• _AIM OF THE TASK_
Give the data below again exactly as it stands. Omit the pictures.

Data excerpts:
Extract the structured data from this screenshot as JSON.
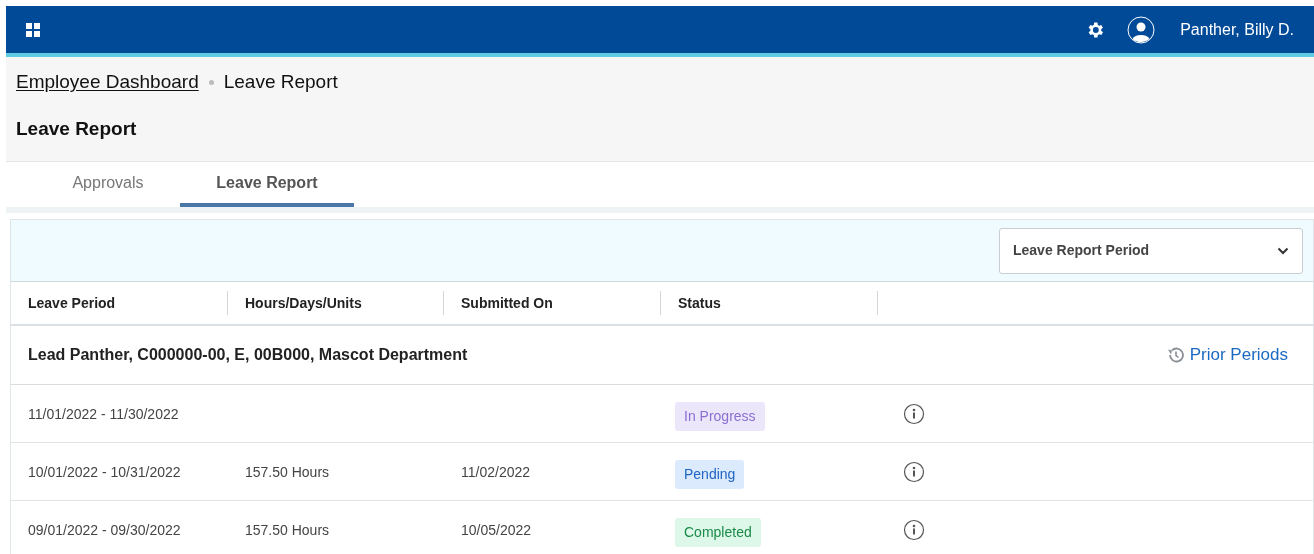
{
  "top_bar": {
    "user_name": "Panther, Billy D."
  },
  "breadcrumb": [
    {
      "label": "Employee Dashboard",
      "kind": "link"
    },
    {
      "label": "Leave Report",
      "kind": "current"
    }
  ],
  "page_title": "Leave Report",
  "tabs": [
    {
      "label": "Approvals",
      "selected": false
    },
    {
      "label": "Leave Report",
      "selected": true
    }
  ],
  "period_select": {
    "value": "Leave Report Period"
  },
  "table": {
    "columns": [
      "Leave Period",
      "Hours/Days/Units",
      "Submitted On",
      "Status"
    ],
    "group": {
      "label": "Lead Panther, C000000-00, E, 00B000, Mascot Department",
      "link": "Prior Periods"
    },
    "rows": [
      {
        "period": "11/01/2022 - 11/30/2022",
        "status": "In Progress",
        "kind": "in_progress"
      },
      {
        "period": "10/01/2022 - 10/31/2022",
        "hours": "157.50 Hours",
        "submitted": "11/02/2022",
        "status": "Pending",
        "kind": "pending"
      },
      {
        "period": "09/01/2022 - 09/30/2022",
        "hours": "157.50 Hours",
        "submitted": "10/05/2022",
        "status": "Completed",
        "kind": "completed"
      }
    ]
  }
}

• _COMPLETE ANSWER_
Extract the structured data from this screenshot as JSON.
{
  "top_bar": {
    "user_name": "Panther, Billy D."
  },
  "breadcrumb": [
    {
      "label": "Employee Dashboard",
      "kind": "link"
    },
    {
      "label": "Leave Report",
      "kind": "current"
    }
  ],
  "page_title": "Leave Report",
  "tabs": [
    {
      "label": "Approvals",
      "selected": false
    },
    {
      "label": "Leave Report",
      "selected": true
    }
  ],
  "period_select": {
    "value": "Leave Report Period"
  },
  "table": {
    "columns": [
      "Leave Period",
      "Hours/Days/Units",
      "Submitted On",
      "Status"
    ],
    "group": {
      "label": "Lead Panther, C000000-00, E, 00B000, Mascot Department",
      "link": "Prior Periods"
    },
    "rows": [
      {
        "period": "11/01/2022 - 11/30/2022",
        "status": "In Progress",
        "kind": "in_progress"
      },
      {
        "period": "10/01/2022 - 10/31/2022",
        "hours": "157.50 Hours",
        "submitted": "11/02/2022",
        "status": "Pending",
        "kind": "pending"
      },
      {
        "period": "09/01/2022 - 09/30/2022",
        "hours": "157.50 Hours",
        "submitted": "10/05/2022",
        "status": "Completed",
        "kind": "completed"
      }
    ]
  }
}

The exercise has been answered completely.